Give, as a bare number, the count of lines that contain the word "микросфер".

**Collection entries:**
•••••
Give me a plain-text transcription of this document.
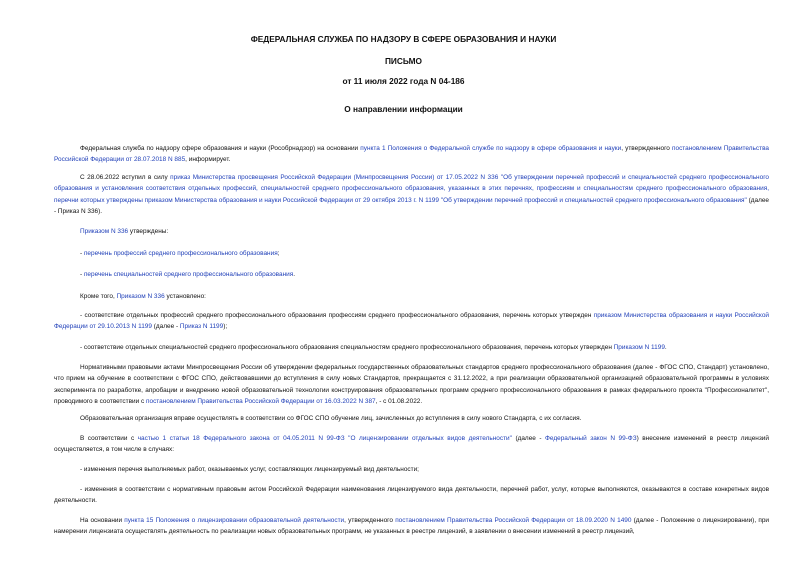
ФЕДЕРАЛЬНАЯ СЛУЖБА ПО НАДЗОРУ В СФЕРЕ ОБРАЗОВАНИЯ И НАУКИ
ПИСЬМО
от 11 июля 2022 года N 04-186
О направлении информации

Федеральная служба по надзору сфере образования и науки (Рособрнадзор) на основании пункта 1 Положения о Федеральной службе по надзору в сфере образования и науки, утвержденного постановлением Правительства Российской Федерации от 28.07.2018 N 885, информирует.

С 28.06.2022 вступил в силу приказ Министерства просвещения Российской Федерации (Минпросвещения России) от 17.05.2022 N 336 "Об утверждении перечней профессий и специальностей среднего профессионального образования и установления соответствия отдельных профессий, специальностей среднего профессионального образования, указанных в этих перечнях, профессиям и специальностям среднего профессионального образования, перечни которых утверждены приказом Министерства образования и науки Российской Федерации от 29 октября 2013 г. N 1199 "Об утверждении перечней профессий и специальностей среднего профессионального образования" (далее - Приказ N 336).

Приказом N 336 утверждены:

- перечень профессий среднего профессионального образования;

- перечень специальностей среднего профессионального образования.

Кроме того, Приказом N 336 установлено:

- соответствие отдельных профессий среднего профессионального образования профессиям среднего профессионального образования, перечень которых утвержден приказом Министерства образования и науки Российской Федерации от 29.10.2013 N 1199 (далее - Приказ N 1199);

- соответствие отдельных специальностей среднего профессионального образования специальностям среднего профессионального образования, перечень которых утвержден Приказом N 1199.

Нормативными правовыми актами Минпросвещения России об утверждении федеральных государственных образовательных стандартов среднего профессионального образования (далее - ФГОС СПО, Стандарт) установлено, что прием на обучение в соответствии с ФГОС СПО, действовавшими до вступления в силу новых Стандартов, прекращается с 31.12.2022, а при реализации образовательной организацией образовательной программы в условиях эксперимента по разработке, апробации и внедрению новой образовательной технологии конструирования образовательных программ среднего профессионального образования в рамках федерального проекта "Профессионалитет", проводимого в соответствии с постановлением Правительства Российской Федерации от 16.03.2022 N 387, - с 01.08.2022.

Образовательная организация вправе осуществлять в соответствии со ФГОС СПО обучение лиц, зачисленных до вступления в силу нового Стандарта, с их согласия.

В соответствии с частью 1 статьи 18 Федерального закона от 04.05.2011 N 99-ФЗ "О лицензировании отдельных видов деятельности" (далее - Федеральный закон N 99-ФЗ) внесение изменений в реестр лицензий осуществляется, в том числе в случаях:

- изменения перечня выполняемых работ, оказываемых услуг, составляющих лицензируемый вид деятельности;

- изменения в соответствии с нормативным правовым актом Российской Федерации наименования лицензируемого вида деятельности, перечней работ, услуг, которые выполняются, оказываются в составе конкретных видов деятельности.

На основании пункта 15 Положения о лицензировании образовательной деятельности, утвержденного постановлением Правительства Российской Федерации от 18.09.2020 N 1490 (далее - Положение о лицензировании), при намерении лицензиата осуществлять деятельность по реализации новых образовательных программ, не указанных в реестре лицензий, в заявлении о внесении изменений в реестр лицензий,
•••••
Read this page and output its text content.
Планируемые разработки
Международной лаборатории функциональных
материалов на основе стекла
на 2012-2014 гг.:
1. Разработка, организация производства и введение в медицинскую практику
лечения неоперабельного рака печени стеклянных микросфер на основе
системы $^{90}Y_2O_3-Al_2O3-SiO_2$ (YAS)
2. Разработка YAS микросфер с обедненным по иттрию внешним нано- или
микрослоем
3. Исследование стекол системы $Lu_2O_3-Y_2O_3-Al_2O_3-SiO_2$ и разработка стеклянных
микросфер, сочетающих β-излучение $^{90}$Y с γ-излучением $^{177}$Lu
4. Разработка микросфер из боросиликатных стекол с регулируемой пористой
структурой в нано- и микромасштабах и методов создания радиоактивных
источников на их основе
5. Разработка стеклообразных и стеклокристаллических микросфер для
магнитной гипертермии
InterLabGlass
•••••
**Task solution:** 5